» What this task involves
Identify all lines in the data containing the string "Sijainti". Copy them out.
== Extracted material
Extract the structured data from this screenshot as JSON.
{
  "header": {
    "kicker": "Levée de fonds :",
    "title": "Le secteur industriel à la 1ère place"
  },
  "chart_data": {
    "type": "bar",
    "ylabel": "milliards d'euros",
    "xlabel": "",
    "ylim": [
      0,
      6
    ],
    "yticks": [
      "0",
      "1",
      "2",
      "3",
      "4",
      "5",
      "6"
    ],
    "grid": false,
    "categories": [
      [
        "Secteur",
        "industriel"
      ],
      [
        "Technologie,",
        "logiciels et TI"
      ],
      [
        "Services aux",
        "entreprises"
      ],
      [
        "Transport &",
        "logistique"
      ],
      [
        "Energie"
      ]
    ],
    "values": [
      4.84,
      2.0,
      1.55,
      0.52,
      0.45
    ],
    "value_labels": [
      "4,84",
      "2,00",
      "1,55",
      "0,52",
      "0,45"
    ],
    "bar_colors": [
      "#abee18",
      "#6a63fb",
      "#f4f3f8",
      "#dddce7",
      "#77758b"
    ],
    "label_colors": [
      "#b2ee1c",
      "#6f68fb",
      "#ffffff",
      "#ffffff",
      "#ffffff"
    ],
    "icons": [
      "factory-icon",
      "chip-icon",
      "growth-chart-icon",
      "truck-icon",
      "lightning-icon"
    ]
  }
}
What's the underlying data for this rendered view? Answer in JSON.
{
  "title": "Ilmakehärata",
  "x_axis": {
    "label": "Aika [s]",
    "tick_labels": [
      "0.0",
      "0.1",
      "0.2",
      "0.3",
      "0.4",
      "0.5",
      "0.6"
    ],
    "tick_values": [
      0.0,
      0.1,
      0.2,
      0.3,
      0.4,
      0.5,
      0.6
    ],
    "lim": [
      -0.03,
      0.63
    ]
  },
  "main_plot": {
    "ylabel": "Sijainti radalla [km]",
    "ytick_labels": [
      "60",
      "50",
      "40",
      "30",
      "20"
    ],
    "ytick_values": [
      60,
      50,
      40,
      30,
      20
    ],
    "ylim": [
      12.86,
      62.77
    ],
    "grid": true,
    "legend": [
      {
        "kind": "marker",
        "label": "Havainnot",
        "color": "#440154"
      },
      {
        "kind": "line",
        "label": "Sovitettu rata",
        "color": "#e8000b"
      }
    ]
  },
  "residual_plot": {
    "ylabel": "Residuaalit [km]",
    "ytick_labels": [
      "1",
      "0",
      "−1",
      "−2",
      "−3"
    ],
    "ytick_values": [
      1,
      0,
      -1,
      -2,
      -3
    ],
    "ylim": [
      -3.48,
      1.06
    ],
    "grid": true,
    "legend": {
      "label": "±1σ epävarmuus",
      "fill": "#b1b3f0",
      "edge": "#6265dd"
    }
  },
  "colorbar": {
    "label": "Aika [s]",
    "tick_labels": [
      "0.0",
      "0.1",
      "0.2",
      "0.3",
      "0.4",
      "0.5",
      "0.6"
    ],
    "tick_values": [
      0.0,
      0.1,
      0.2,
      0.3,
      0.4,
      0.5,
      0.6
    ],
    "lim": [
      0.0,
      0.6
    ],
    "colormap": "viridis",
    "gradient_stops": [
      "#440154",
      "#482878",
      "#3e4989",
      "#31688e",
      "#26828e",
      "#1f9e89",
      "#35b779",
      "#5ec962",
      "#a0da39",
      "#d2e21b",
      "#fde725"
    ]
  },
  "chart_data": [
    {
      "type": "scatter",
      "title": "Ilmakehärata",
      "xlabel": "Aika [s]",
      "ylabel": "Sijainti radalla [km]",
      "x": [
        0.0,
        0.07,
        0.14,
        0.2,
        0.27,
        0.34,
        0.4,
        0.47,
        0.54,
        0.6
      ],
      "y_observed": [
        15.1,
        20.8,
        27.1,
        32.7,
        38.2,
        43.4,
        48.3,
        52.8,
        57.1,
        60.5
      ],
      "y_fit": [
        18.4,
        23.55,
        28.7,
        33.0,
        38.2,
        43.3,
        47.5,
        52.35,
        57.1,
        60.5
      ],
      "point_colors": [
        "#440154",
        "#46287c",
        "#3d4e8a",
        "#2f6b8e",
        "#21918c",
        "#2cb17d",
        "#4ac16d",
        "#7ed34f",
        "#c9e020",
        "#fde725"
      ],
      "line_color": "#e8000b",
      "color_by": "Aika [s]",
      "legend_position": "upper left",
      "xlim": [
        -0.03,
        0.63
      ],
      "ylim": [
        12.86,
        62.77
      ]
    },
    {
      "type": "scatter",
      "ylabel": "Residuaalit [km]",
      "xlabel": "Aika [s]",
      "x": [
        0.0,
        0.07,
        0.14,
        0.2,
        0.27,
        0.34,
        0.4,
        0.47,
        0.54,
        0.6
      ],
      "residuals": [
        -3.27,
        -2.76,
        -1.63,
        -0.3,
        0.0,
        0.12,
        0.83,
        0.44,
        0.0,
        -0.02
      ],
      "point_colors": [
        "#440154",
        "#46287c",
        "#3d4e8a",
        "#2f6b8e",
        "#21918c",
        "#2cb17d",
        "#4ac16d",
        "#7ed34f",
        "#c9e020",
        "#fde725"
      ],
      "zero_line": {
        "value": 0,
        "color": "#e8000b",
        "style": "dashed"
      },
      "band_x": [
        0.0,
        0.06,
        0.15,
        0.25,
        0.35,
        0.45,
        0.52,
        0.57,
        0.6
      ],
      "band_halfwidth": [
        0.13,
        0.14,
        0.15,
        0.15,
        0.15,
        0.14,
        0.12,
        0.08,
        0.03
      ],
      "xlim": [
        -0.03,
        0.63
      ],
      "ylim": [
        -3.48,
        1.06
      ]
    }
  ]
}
====
» Answer in full
    "ylabel": "Sijainti radalla [km]",
      "ylabel": "Sijainti radalla [km]",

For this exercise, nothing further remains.